Dataset records:
━━━
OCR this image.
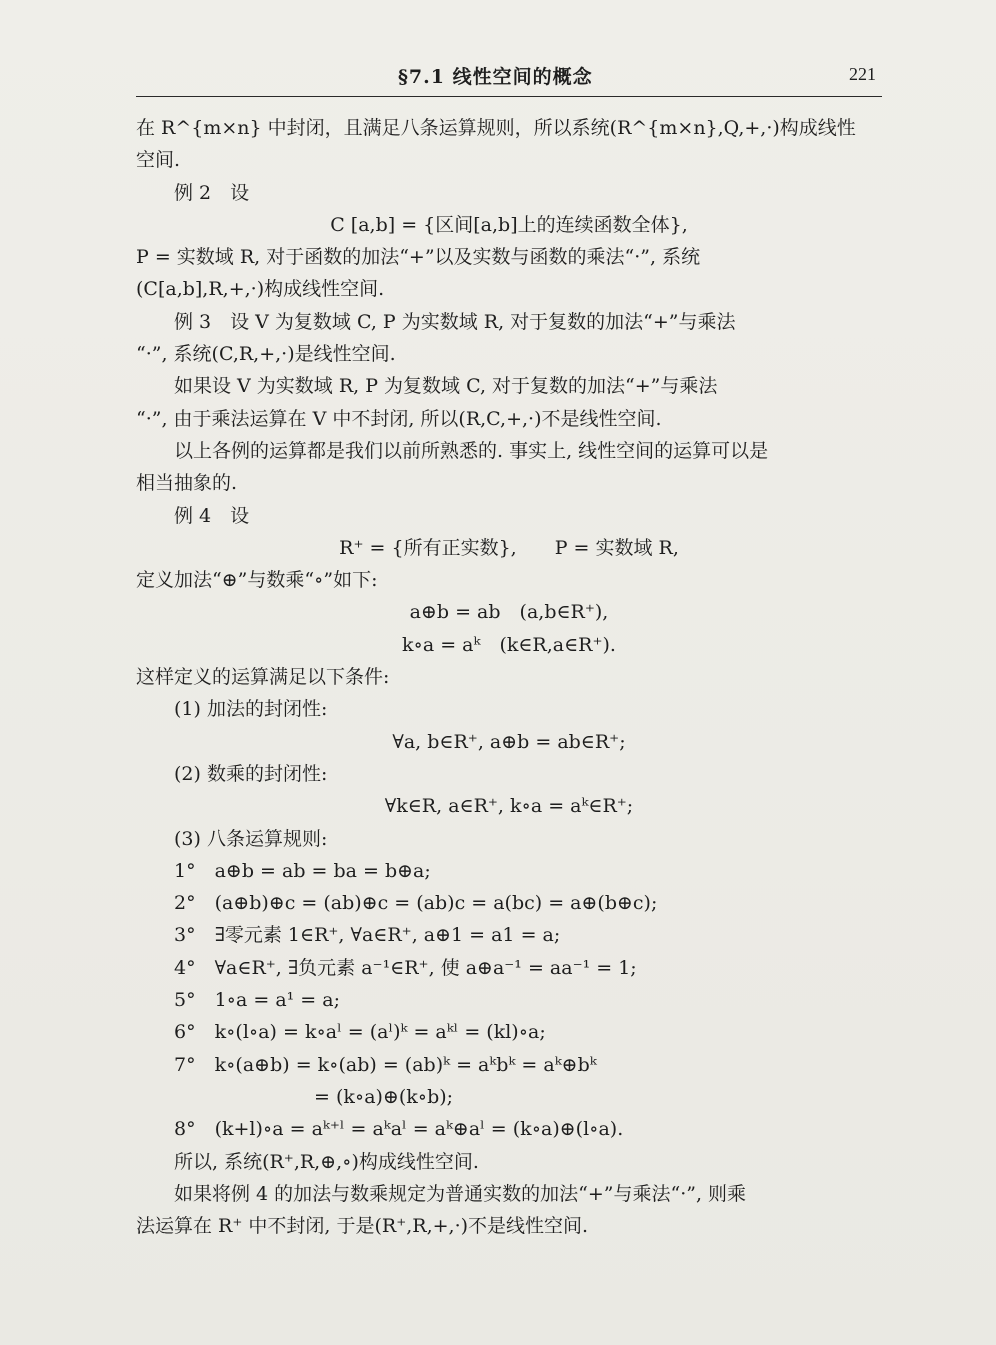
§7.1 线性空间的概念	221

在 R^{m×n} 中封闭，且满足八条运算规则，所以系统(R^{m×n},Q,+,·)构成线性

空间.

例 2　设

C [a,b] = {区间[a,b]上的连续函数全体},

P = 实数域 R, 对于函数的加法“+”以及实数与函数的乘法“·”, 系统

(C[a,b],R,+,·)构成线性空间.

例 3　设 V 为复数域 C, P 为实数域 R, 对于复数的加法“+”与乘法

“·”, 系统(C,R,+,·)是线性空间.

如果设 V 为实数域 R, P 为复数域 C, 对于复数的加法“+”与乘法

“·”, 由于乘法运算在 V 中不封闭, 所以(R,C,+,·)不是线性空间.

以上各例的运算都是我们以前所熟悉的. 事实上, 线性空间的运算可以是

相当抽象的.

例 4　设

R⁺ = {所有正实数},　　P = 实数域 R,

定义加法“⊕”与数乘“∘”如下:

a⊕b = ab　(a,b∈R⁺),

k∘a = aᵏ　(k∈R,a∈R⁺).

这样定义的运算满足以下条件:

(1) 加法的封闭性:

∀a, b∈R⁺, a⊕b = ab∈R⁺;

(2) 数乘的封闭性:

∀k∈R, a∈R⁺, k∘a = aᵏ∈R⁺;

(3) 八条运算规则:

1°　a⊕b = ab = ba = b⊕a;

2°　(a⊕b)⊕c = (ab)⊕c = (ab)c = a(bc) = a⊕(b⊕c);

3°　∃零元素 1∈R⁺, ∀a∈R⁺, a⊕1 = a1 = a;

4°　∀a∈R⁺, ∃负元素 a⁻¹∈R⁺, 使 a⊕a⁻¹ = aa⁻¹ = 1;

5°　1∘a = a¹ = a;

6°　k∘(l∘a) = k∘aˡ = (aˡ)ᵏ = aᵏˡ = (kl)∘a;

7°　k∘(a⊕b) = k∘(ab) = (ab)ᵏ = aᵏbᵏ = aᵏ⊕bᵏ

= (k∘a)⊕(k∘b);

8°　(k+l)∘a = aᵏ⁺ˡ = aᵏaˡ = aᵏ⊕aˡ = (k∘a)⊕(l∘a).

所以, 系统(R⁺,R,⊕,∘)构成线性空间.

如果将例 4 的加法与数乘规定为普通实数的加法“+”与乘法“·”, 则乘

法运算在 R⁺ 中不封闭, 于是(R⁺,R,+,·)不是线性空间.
━━━
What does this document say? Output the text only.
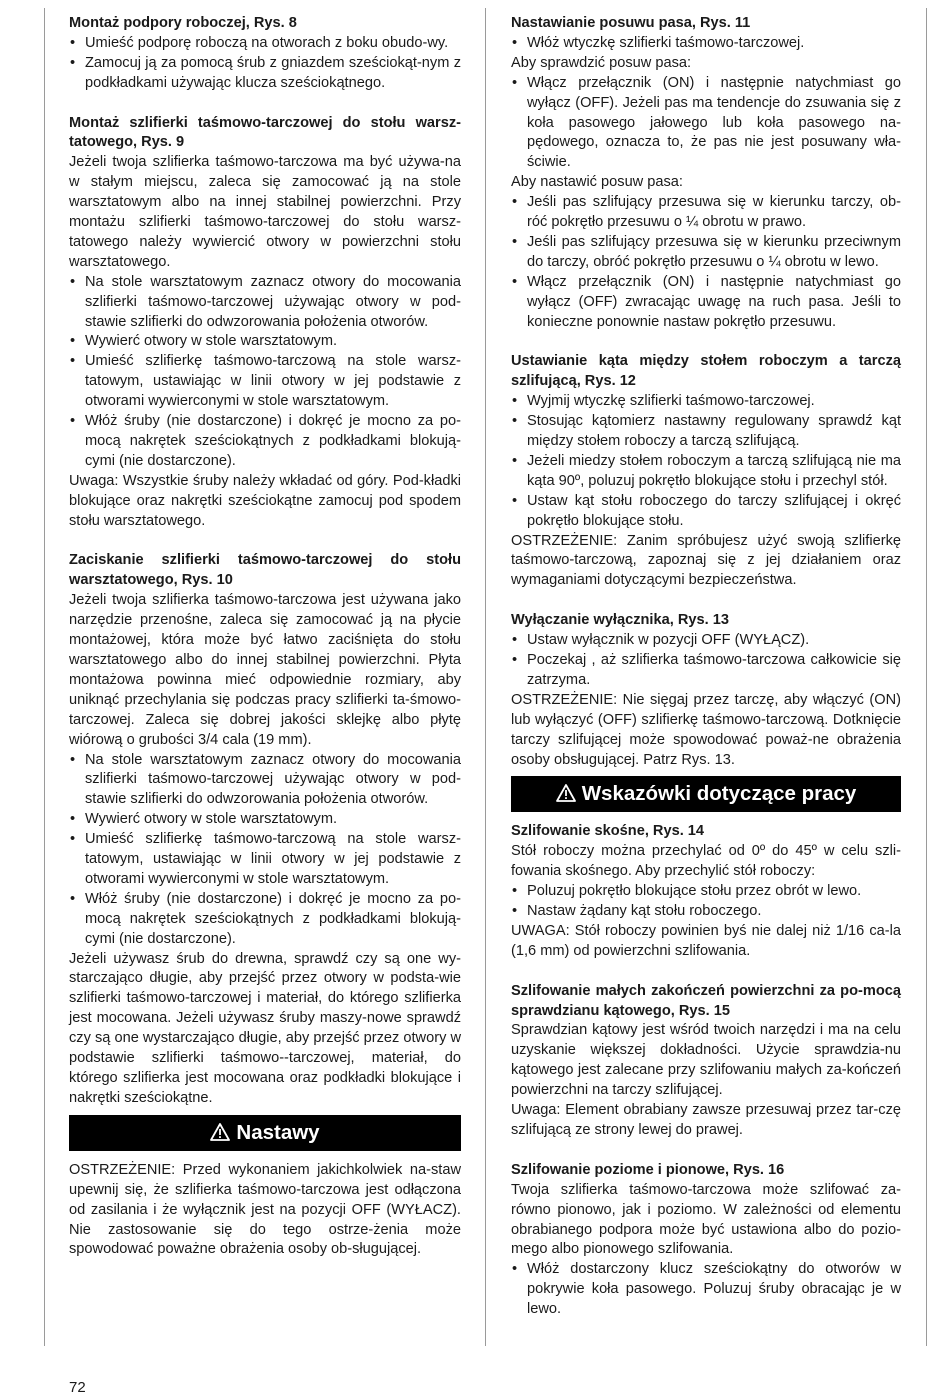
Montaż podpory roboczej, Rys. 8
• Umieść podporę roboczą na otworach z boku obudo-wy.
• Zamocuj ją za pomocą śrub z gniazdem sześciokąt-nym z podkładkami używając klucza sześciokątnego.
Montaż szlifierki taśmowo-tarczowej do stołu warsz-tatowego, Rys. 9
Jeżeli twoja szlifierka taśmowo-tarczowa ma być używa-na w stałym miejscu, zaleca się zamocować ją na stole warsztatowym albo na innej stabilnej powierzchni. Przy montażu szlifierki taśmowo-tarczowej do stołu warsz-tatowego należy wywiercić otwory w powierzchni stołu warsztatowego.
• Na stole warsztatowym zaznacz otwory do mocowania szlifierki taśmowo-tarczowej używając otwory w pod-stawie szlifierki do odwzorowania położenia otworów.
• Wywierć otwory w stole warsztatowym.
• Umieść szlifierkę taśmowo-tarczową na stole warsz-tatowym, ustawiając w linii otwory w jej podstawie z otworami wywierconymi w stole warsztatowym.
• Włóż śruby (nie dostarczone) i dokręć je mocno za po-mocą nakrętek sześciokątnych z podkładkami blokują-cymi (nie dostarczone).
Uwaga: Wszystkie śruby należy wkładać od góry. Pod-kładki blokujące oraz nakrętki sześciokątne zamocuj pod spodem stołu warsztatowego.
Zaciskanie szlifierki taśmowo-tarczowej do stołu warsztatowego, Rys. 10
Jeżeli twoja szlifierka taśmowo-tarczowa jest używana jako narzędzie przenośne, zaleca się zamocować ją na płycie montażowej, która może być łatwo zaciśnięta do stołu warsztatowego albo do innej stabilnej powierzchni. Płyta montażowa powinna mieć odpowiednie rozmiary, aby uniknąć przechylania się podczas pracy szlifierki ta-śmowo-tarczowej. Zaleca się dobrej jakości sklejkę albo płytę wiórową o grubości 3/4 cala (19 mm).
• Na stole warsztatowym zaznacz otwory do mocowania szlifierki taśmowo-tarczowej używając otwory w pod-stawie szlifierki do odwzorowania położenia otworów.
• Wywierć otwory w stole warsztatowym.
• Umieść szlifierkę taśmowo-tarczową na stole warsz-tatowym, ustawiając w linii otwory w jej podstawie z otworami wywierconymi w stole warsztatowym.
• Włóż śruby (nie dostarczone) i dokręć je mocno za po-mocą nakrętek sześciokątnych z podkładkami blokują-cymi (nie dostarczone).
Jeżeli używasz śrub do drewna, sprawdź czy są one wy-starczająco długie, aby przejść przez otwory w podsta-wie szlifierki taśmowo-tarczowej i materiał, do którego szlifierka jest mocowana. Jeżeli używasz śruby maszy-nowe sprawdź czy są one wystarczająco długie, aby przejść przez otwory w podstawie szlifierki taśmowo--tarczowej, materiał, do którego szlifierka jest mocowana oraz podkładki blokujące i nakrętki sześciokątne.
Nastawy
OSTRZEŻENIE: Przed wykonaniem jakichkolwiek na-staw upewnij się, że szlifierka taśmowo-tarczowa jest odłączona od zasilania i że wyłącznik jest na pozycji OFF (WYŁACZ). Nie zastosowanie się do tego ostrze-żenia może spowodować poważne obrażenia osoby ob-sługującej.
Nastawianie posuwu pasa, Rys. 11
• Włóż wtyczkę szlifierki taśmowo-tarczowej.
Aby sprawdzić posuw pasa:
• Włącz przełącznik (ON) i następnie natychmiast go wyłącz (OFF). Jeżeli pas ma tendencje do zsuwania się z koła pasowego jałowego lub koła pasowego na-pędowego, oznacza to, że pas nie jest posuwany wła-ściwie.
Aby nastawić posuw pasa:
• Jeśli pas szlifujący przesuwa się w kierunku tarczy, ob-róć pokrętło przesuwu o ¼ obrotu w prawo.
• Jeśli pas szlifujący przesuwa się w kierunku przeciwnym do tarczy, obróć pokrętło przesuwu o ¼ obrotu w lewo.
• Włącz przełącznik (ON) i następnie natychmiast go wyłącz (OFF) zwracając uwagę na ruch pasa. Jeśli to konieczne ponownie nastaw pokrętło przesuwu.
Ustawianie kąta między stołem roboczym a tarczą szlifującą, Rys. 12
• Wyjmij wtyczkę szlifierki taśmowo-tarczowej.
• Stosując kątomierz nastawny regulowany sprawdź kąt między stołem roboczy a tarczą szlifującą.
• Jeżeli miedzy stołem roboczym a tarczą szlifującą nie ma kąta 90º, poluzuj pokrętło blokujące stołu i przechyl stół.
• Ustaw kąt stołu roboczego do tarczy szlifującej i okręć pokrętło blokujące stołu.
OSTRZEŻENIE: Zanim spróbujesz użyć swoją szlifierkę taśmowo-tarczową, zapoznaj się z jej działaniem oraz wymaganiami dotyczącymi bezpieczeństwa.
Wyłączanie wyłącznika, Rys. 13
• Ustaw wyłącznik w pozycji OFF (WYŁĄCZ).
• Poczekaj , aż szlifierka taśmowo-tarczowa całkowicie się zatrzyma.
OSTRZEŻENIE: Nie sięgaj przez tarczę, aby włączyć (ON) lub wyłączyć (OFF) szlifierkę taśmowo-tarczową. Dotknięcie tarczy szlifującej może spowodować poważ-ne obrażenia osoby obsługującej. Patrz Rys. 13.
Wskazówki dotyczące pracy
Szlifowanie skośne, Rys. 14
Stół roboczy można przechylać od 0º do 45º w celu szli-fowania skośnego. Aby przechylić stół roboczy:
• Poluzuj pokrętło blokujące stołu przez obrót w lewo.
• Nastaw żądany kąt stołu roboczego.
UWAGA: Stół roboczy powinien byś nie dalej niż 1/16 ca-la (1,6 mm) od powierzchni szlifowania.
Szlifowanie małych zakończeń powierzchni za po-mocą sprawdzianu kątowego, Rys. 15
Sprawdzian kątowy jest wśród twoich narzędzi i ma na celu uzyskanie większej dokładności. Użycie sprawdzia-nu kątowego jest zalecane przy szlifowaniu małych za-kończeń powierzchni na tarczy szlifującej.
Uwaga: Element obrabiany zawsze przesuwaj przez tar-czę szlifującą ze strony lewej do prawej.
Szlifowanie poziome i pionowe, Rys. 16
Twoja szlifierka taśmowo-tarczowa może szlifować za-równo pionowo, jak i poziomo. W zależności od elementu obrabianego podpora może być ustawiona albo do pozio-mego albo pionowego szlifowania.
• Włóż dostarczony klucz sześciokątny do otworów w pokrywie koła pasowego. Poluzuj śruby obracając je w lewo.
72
━━━
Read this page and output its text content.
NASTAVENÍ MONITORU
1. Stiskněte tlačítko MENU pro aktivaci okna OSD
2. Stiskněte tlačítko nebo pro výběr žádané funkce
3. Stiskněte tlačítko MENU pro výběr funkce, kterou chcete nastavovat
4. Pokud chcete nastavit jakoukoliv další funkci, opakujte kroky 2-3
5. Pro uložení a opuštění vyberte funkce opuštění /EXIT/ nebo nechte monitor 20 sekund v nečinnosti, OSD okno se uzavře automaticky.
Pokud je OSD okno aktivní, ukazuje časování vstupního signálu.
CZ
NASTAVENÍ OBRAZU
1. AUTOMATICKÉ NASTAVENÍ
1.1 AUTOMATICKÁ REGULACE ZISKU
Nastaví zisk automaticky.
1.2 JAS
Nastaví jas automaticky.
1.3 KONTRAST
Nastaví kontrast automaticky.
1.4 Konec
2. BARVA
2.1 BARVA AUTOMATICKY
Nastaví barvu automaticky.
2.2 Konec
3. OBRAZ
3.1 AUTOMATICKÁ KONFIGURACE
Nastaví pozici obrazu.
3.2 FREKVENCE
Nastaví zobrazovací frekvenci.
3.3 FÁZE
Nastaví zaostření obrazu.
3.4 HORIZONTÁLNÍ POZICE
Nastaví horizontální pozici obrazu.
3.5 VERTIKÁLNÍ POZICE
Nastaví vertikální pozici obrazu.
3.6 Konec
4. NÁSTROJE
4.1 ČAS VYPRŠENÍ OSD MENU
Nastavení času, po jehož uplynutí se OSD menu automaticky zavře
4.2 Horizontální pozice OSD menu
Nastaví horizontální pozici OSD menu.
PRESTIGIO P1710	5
━━━
**YOUR INSTRUCTIONS:** Filter the records for lines holding the string "celu". Copy each one.

**TASK OUTPUT:**
Stół roboczy można przechylać od 0º do 45º w celu szli-fowania skośnego. Aby przechylić stół roboczy:
Sprawdzian kątowy jest wśród twoich narzędzi i ma na celu uzyskanie większej dokładności. Użycie sprawdzia-nu kątowego jest zalecane przy szlifowaniu małych za-kończeń powierzchni na tarczy szlifującej.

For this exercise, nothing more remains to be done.